Material for the task:

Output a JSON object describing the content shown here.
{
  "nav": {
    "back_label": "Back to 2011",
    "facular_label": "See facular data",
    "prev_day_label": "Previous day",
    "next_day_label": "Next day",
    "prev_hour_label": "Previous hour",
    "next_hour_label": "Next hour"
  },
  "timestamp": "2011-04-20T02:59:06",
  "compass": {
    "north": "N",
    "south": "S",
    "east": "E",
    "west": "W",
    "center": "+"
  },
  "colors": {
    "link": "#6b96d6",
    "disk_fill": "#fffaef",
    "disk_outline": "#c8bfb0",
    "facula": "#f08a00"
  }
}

Brief: Would you write down every record again, exactly?

Answer to this problem:
Output a JSON object describing the content shown here.
{
  "nav": {
    "back_label": "Back to 2011",
    "facular_label": "See facular data",
    "prev_day_label": "Previous day",
    "next_day_label": "Next day",
    "prev_hour_label": "Previous hour",
    "next_hour_label": "Next hour"
  },
  "timestamp": "2011-04-20T02:59:06",
  "compass": {
    "north": "N",
    "south": "S",
    "east": "E",
    "west": "W",
    "center": "+"
  },
  "colors": {
    "link": "#6b96d6",
    "disk_fill": "#fffaef",
    "disk_outline": "#c8bfb0",
    "facula": "#f08a00"
  }
}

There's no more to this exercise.